■ **Required action**:
For the listing below, show each line that includes the string "data".

━━━ Supplied records ━━━

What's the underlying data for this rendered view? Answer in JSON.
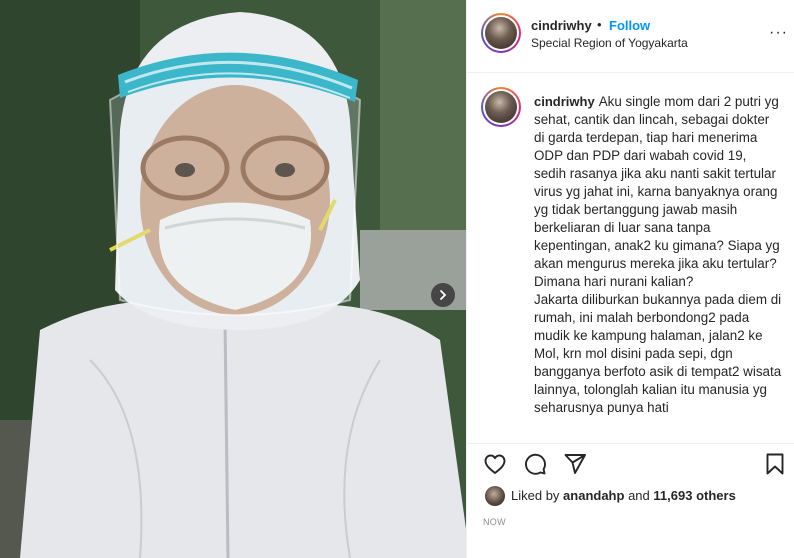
{
  "post": {
    "username": "cindriwhy",
    "separator": "•",
    "follow_label": "Follow",
    "location": "Special Region of Yogyakarta",
    "more_label": "···"
  },
  "caption": {
    "username": "cindriwhy",
    "text": "Aku single mom dari 2 putri yg sehat, cantik dan lincah, sebagai dokter di garda terdepan, tiap hari menerima ODP dan PDP dari wabah covid 19, sedih rasanya jika aku nanti sakit tertular virus yg jahat ini, karna banyaknya orang yg tidak bertanggung jawab masih berkeliaran di luar sana tanpa kepentingan, anak2 ku gimana? Siapa yg akan mengurus mereka jika aku tertular? Dimana hari nurani kalian?\nJakarta diliburkan bukannya pada diem di rumah, ini malah berbondong2 pada mudik ke kampung halaman, jalan2 ke Mol, krn mol disini pada sepi, dgn bangganya berfoto asik di tempat2 wisata lainnya, tolonglah kalian itu manusia yg seharusnya punya hati"
  },
  "likes": {
    "prefix": "Liked by",
    "user": "anandahp",
    "connector": "and",
    "count": "11,693 others"
  },
  "timestamp": "NOW",
  "icons": {
    "like": "heart-icon",
    "comment": "comment-icon",
    "share": "paper-plane-icon",
    "save": "bookmark-icon",
    "next": "chevron-right-icon"
  },
  "colors": {
    "accent": "#0095f6",
    "text": "#262626",
    "muted": "#8e8e8e",
    "border": "#efefef"
  }
}
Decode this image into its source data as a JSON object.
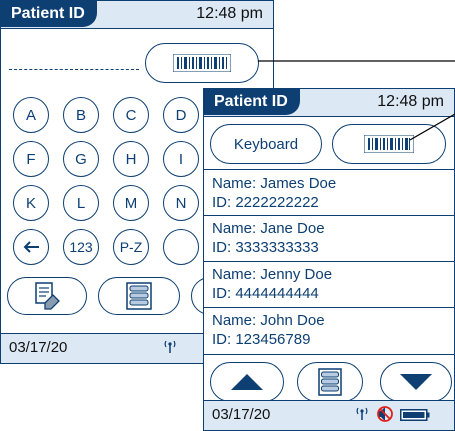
{
  "back_screen": {
    "header": {
      "title": "Patient ID",
      "time": "12:48 pm"
    },
    "keys_row1": [
      "A",
      "B",
      "C",
      "D"
    ],
    "keys_row2": [
      "F",
      "G",
      "H",
      "I"
    ],
    "keys_row3": [
      "K",
      "L",
      "M",
      "N"
    ],
    "keys_row4": {
      "num": "123",
      "range": "P-Z"
    },
    "footer": {
      "date": "03/17/20"
    }
  },
  "front_screen": {
    "header": {
      "title": "Patient ID",
      "time": "12:48 pm"
    },
    "keyboard_label": "Keyboard",
    "patients": [
      {
        "name": "Name: James Doe",
        "id": "ID: 2222222222"
      },
      {
        "name": "Name: Jane Doe",
        "id": "ID: 3333333333"
      },
      {
        "name": "Name: Jenny Doe",
        "id": "ID: 4444444444"
      },
      {
        "name": "Name: John Doe",
        "id": "ID: 123456789"
      }
    ],
    "footer": {
      "date": "03/17/20"
    }
  },
  "colors": {
    "primary": "#0d3f73",
    "header_bg": "#dce8f4"
  },
  "icons": [
    "barcode-icon",
    "backspace-arrow-icon",
    "edit-eraser-icon",
    "list-icon",
    "scroll-up-icon",
    "scroll-down-icon",
    "antenna-icon",
    "no-sound-icon",
    "battery-icon"
  ]
}
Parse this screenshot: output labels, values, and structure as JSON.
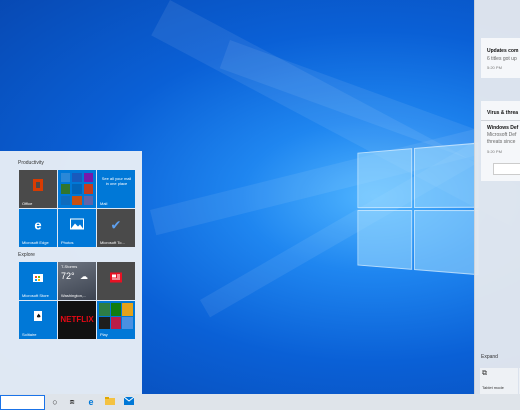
{
  "start_menu": {
    "groups": [
      {
        "title": "Productivity"
      },
      {
        "title": "Explore"
      }
    ],
    "tiles": {
      "office": {
        "label": "Office"
      },
      "mail": {
        "label": "Mail",
        "text": "See all your mail in one place"
      },
      "edge": {
        "label": "Microsoft Edge"
      },
      "photos": {
        "label": "Photos"
      },
      "todo": {
        "label": "Microsoft To..."
      },
      "store": {
        "label": "Microsoft Store"
      },
      "weather": {
        "label": "Washington,...",
        "condition": "T-Storms",
        "temp": "72°"
      },
      "news": {
        "label": ""
      },
      "solitaire": {
        "label": "Solitaire"
      },
      "netflix": {
        "label": "NETFLIX"
      },
      "play": {
        "label": "Play"
      }
    }
  },
  "action_center": {
    "notifications": [
      {
        "title": "Updates com",
        "text": "6 titles got up",
        "time": "5:20 PM"
      },
      {
        "section": "Virus & threa",
        "title": "Windows Def",
        "text1": "Microsoft Def",
        "text2": "threats since",
        "time": "5:20 PM"
      }
    ],
    "expand_label": "Expand",
    "tablet_mode_label": "Tablet mode"
  },
  "taskbar": {
    "search_value": "",
    "icons": [
      "cortana-icon",
      "task-view-icon",
      "edge-icon",
      "file-explorer-icon",
      "mail-icon"
    ]
  },
  "colors": {
    "tile_blue": "#0078d7",
    "tile_dark": "#4a4a4a",
    "office_red": "#d83b01",
    "netflix_red": "#e50914"
  }
}
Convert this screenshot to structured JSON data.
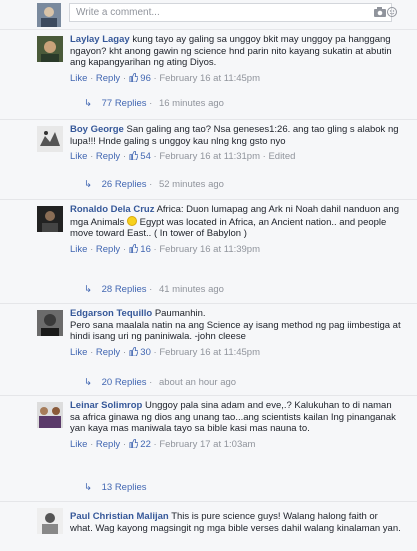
{
  "composer": {
    "placeholder": "Write a comment..."
  },
  "labels": {
    "like": "Like",
    "reply": "Reply",
    "dot": "·"
  },
  "comments": [
    {
      "author": "Laylay Lagay",
      "text": "kung tayo ay galing sa unggoy bkit may unggoy pa hanggang ngayon? kht anong gawin ng science hnd parin nito kayang sukatin at abutin ang kapangyarihan ng ating Diyos.",
      "likes": "96",
      "time": "February 16 at 11:45pm",
      "edited": "",
      "replies": "77 Replies",
      "replies_time": "16 minutes ago"
    },
    {
      "author": "Boy George",
      "text": "San galing ang tao? Nsa geneses1:26. ang tao gling s alabok ng lupa!!! Hnde galing s unggoy kau nlng kng gsto nyo",
      "likes": "54",
      "time": "February 16 at 11:31pm",
      "edited": "Edited",
      "replies": "26 Replies",
      "replies_time": "52 minutes ago"
    },
    {
      "author": "Ronaldo Dela Cruz",
      "text_a": "Africa: Duon lumapag ang Ark ni Noah dahil nanduon ang mga Animals",
      "text_b": "Egypt was located in Africa, an Ancient nation.. and people move toward East.. ( In tower of Babylon )",
      "likes": "16",
      "time": "February 16 at 11:39pm",
      "edited": "",
      "replies": "28 Replies",
      "replies_time": "41 minutes ago"
    },
    {
      "author": "Edgarson Tequillo",
      "text_a": "Paumanhin.",
      "text_b": "Pero sana maalala natin na ang Science ay isang method ng pag iimbestiga at hindi isang uri ng paniniwala. -john cleese",
      "likes": "30",
      "time": "February 16 at 11:45pm",
      "edited": "",
      "replies": "20 Replies",
      "replies_time": "about an hour ago"
    },
    {
      "author": "Leinar Solimrop",
      "text": "Unggoy pala sina adam and eve,.? Kalukuhan to di naman sa africa ginawa ng dios ang unang tao...ang scientists kailan Ing pinanganak yan kaya mas maniwala tayo sa bible kasi mas nauna to.",
      "likes": "22",
      "time": "February 17 at 1:03am",
      "edited": "",
      "replies": "13 Replies",
      "replies_time": ""
    },
    {
      "author": "Paul Christian Malijan",
      "text": "This is pure science guys! Walang halong faith or what. Wag kayong magsingit ng mga bible verses dahil walang kinalaman yan."
    }
  ],
  "colors": {
    "link": "#365899",
    "action": "#4267b2",
    "meta": "#90949c",
    "bg": "#f6f7f9"
  },
  "icons": [
    "camera-icon",
    "emoji-icon",
    "like-icon",
    "reply-arrow-icon",
    "smiley-emoji"
  ]
}
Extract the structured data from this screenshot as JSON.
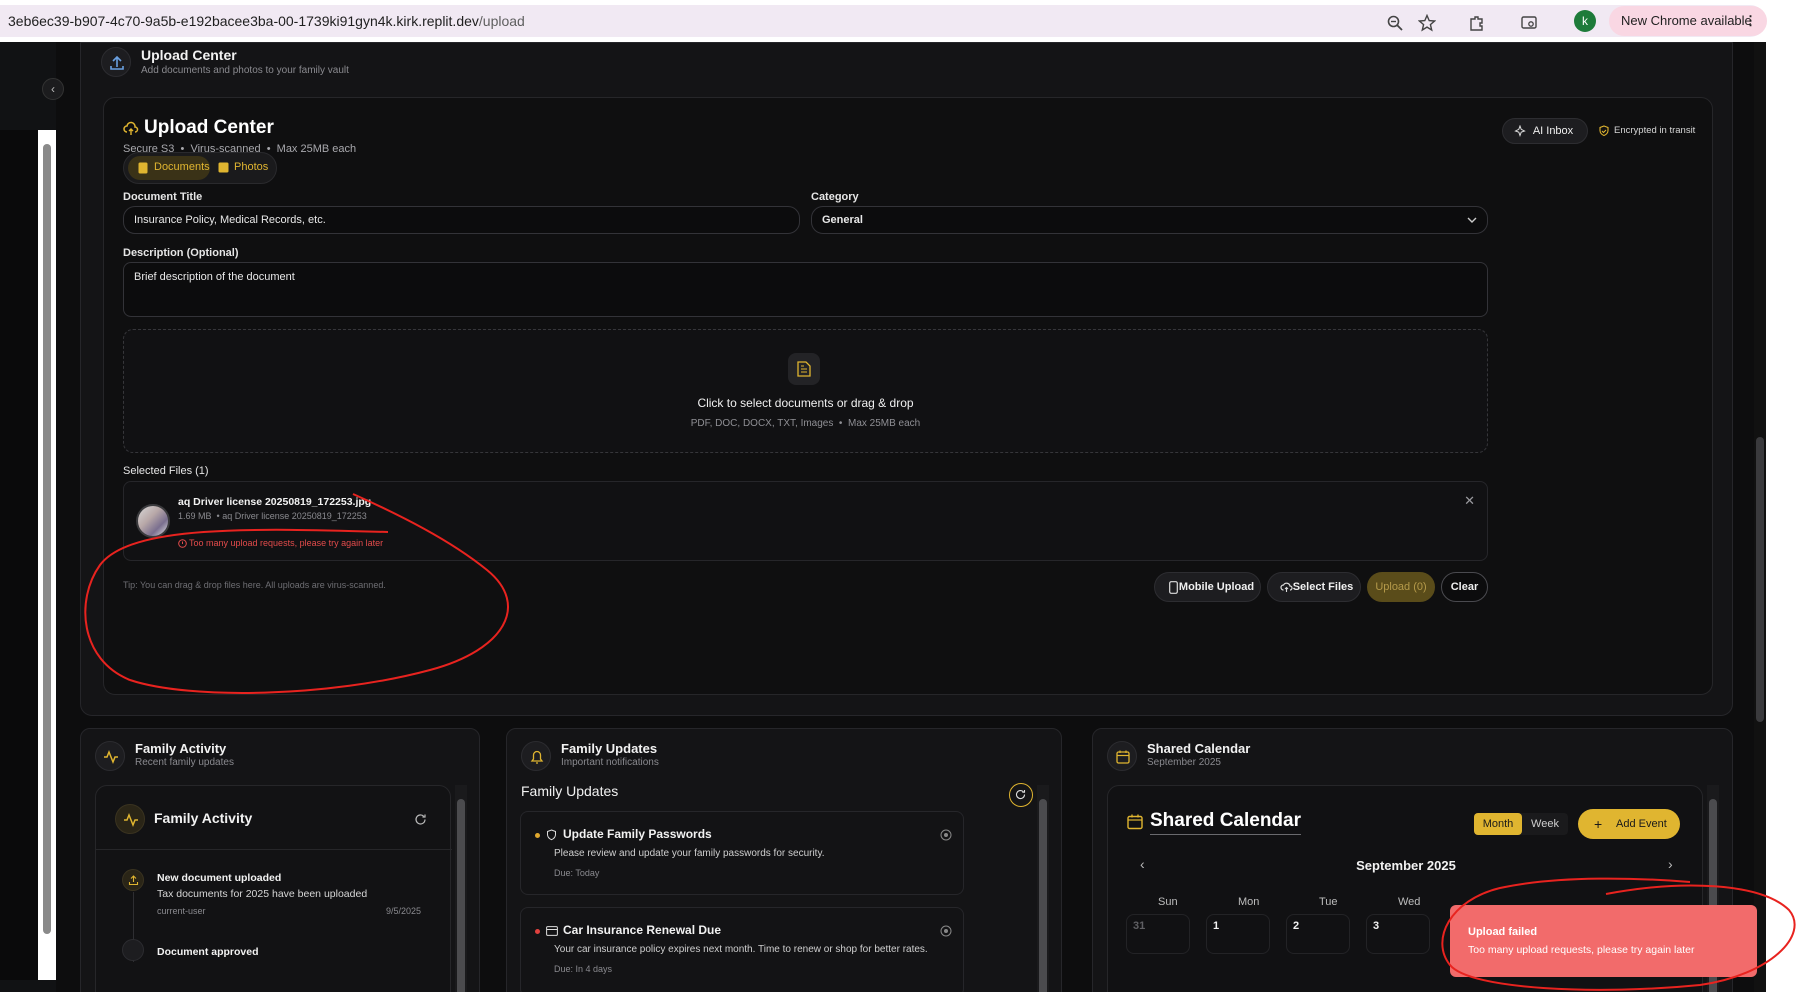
{
  "browser": {
    "url_host": "3eb6ec39-b907-4c70-9a5b-e192bacee3ba-00-1739ki91gyn4k.kirk.replit.dev",
    "url_path": "/upload",
    "avatar_letter": "k",
    "update_label": "New Chrome available"
  },
  "header": {
    "title": "Upload Center",
    "subtitle": "Add documents and photos to your family vault"
  },
  "upload": {
    "title": "Upload Center",
    "meta": [
      "Secure S3",
      "Virus-scanned",
      "Max 25MB each"
    ],
    "ai_inbox": "AI Inbox",
    "encrypted": "Encrypted in transit",
    "tabs": [
      {
        "label": "Documents",
        "active": true
      },
      {
        "label": "Photos",
        "active": false
      }
    ],
    "doc_title_label": "Document Title",
    "doc_title_placeholder": "Insurance Policy, Medical Records, etc.",
    "category_label": "Category",
    "category_value": "General",
    "description_label": "Description (Optional)",
    "description_placeholder": "Brief description of the document",
    "dropzone_title": "Click to select documents or drag & drop",
    "dropzone_types": "PDF, DOC, DOCX, TXT, Images",
    "dropzone_limit": "Max 25MB each",
    "selected_label": "Selected Files (1)",
    "file": {
      "name": "aq Driver license 20250819_172253.jpg",
      "size": "1.69 MB",
      "title": "aq Driver license 20250819_172253",
      "error": "Too many upload requests, please try again later"
    },
    "tip": "Tip: You can drag & drop files here. All uploads are virus-scanned.",
    "buttons": {
      "mobile": "Mobile Upload",
      "select": "Select Files",
      "upload": "Upload (0)",
      "clear": "Clear"
    }
  },
  "activity": {
    "title": "Family Activity",
    "subtitle": "Recent family updates",
    "inner_title": "Family Activity",
    "items": [
      {
        "title": "New document uploaded",
        "desc": "Tax documents for 2025 have been uploaded",
        "user": "current-user",
        "date": "9/5/2025"
      },
      {
        "title": "Document approved",
        "desc": "",
        "user": "",
        "date": ""
      }
    ]
  },
  "updates": {
    "title": "Family Updates",
    "subtitle": "Important notifications",
    "inner_title": "Family Updates",
    "items": [
      {
        "title": "Update Family Passwords",
        "desc": "Please review and update your family passwords for security.",
        "due": "Due: Today",
        "dot": "#e0a82e"
      },
      {
        "title": "Car Insurance Renewal Due",
        "desc": "Your car insurance policy expires next month. Time to renew or shop for better rates.",
        "due": "Due: In 4 days",
        "dot": "#e0413e"
      }
    ]
  },
  "calendar": {
    "title": "Shared Calendar",
    "subtitle": "September 2025",
    "inner_title": "Shared Calendar",
    "view_month": "Month",
    "view_week": "Week",
    "add_event": "Add Event",
    "month_label": "September 2025",
    "weekdays": [
      "Sun",
      "Mon",
      "Tue",
      "Wed"
    ],
    "first_row": [
      "31",
      "1",
      "2",
      "3"
    ]
  },
  "toast": {
    "title": "Upload failed",
    "message": "Too many upload requests, please try again later"
  },
  "colors": {
    "accent": "#e0b530",
    "error": "#e34b4b",
    "toast_bg": "#f26b6b"
  }
}
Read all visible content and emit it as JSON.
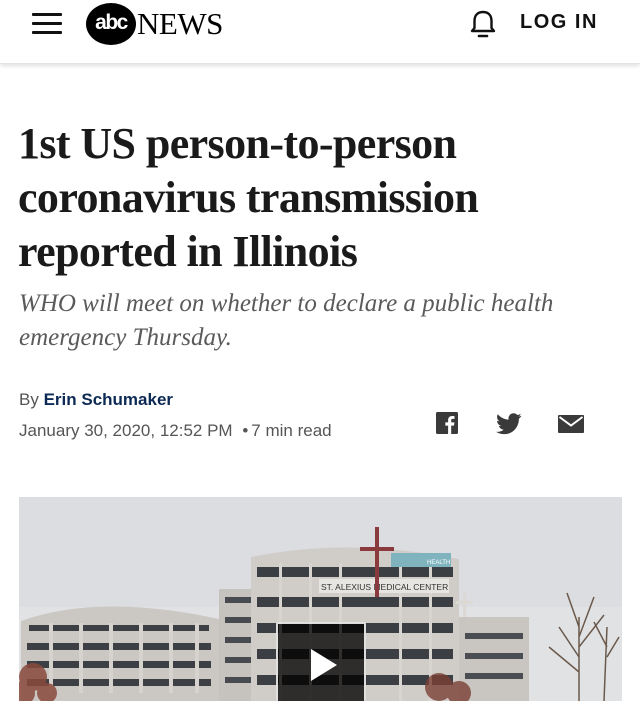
{
  "header": {
    "logo_mark": "abc",
    "logo_text": "NEWS",
    "login_label": "LOG IN",
    "menu_icon": "hamburger-menu-icon",
    "bell_icon": "bell-icon"
  },
  "article": {
    "headline": "1st US person-to-person coronavirus transmission reported in Illinois",
    "subheadline": "WHO will meet on whether to declare a public health emergency Thursday.",
    "byline_prefix": "By",
    "author": "Erin Schumaker",
    "date": "January 30, 2020, 12:52 PM",
    "separator": "•",
    "read_time": "7 min read"
  },
  "share": {
    "icons": [
      "facebook-icon",
      "twitter-icon",
      "email-icon"
    ]
  },
  "hero": {
    "sign_text": "ST. ALEXIUS MEDICAL CENTER",
    "corner_sign": "HEALTH",
    "play_icon": "play-icon"
  },
  "colors": {
    "author_link": "#0d2a55",
    "headline": "#1a1a1a",
    "subheadline": "#5a5a5a",
    "meta": "#555555"
  }
}
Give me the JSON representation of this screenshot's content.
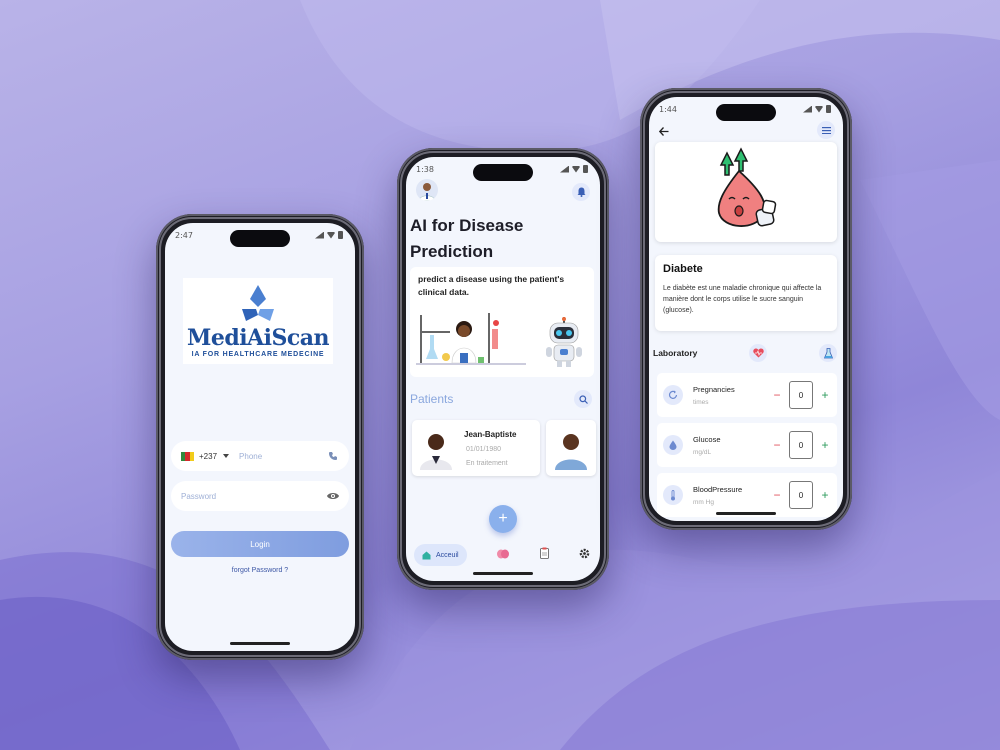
{
  "login": {
    "status_time": "2:47",
    "logo_title": "MediAiScan",
    "logo_subtitle": "IA FOR HEALTHCARE MEDECINE",
    "country_code": "+237",
    "phone_placeholder": "Phone",
    "password_placeholder": "Password",
    "login_label": "Login",
    "forgot_label": "forgot Password ?"
  },
  "home": {
    "status_time": "1:38",
    "title_line1": "AI for Disease",
    "title_line2": "Prediction",
    "predict_text": "predict a disease using the patient's clinical data.",
    "patients_label": "Patients",
    "patient": {
      "name": "Jean-Baptiste",
      "dob": "01/01/1980",
      "status": "En traitement"
    },
    "fab_label": "+",
    "nav": {
      "home_label": "Acceuil"
    }
  },
  "detail": {
    "status_time": "1:44",
    "disease_title": "Diabete",
    "disease_desc": "Le diabète est une maladie chronique qui affecte la manière dont le corps utilise le sucre sanguin (glucose).",
    "lab_label": "Laboratory",
    "rows": [
      {
        "name": "Pregnancies",
        "unit": "times",
        "value": "0"
      },
      {
        "name": "Glucose",
        "unit": "mg/dL",
        "value": "0"
      },
      {
        "name": "BloodPressure",
        "unit": "mm Hg",
        "value": "0"
      }
    ],
    "minus": "−",
    "plus": "+"
  },
  "colors": {
    "accent": "#8ab0ec",
    "primary_text": "#1f4f9a",
    "minus": "#e0505a",
    "plus": "#2a9a5a"
  }
}
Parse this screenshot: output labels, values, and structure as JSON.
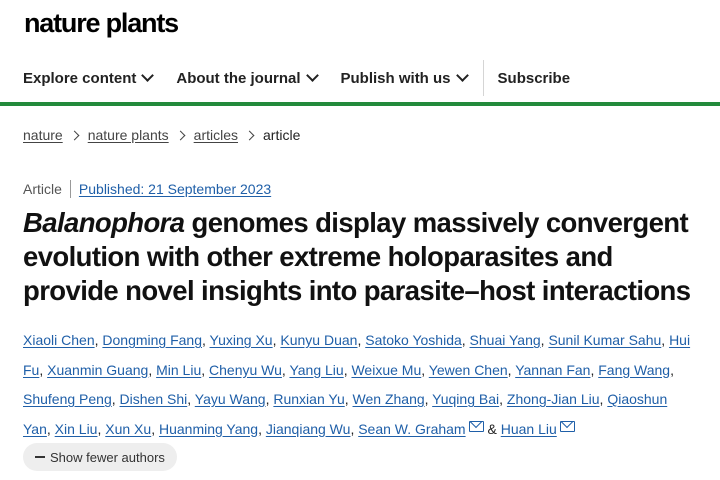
{
  "brand": {
    "logo_text": "nature plants"
  },
  "nav": {
    "items": [
      {
        "label": "Explore content"
      },
      {
        "label": "About the journal"
      },
      {
        "label": "Publish with us"
      }
    ],
    "subscribe_label": "Subscribe"
  },
  "colors": {
    "accent_bar": "#238a3b",
    "link": "#1f5fa8"
  },
  "breadcrumb": {
    "items": [
      "nature",
      "nature plants",
      "articles"
    ],
    "current": "article"
  },
  "article": {
    "type": "Article",
    "published": "Published: 21 September 2023",
    "title_italic": "Balanophora",
    "title_rest": " genomes display massively convergent evolution with other extreme holoparasites and provide novel insights into parasite–host interactions",
    "authors": [
      "Xiaoli Chen",
      "Dongming Fang",
      "Yuxing Xu",
      "Kunyu Duan",
      "Satoko Yoshida",
      "Shuai Yang",
      "Sunil Kumar Sahu",
      "Hui Fu",
      "Xuanmin Guang",
      "Min Liu",
      "Chenyu Wu",
      "Yang Liu",
      "Weixue Mu",
      "Yewen Chen",
      "Yannan Fan",
      "Fang Wang",
      "Shufeng Peng",
      "Dishen Shi",
      "Yayu Wang",
      "Runxian Yu",
      "Wen Zhang",
      "Yuqing Bai",
      "Zhong-Jian Liu",
      "Qiaoshun Yan",
      "Xin Liu",
      "Xun Xu",
      "Huanming Yang",
      "Jianqiang Wu",
      "Sean W. Graham",
      "Huan Liu"
    ],
    "author_conjunction": "&",
    "show_fewer_label": "Show fewer authors"
  }
}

━━━

■ **Response to this task**:
What's the underlying data for this rendered view? Answer in JSON.
Decode this image into its source data as a JSON object.
Convert this screenshot to structured JSON data.
Extract the structured data from this screenshot as JSON.
    "predict_text": "predict a disease using the patient's clinical data.",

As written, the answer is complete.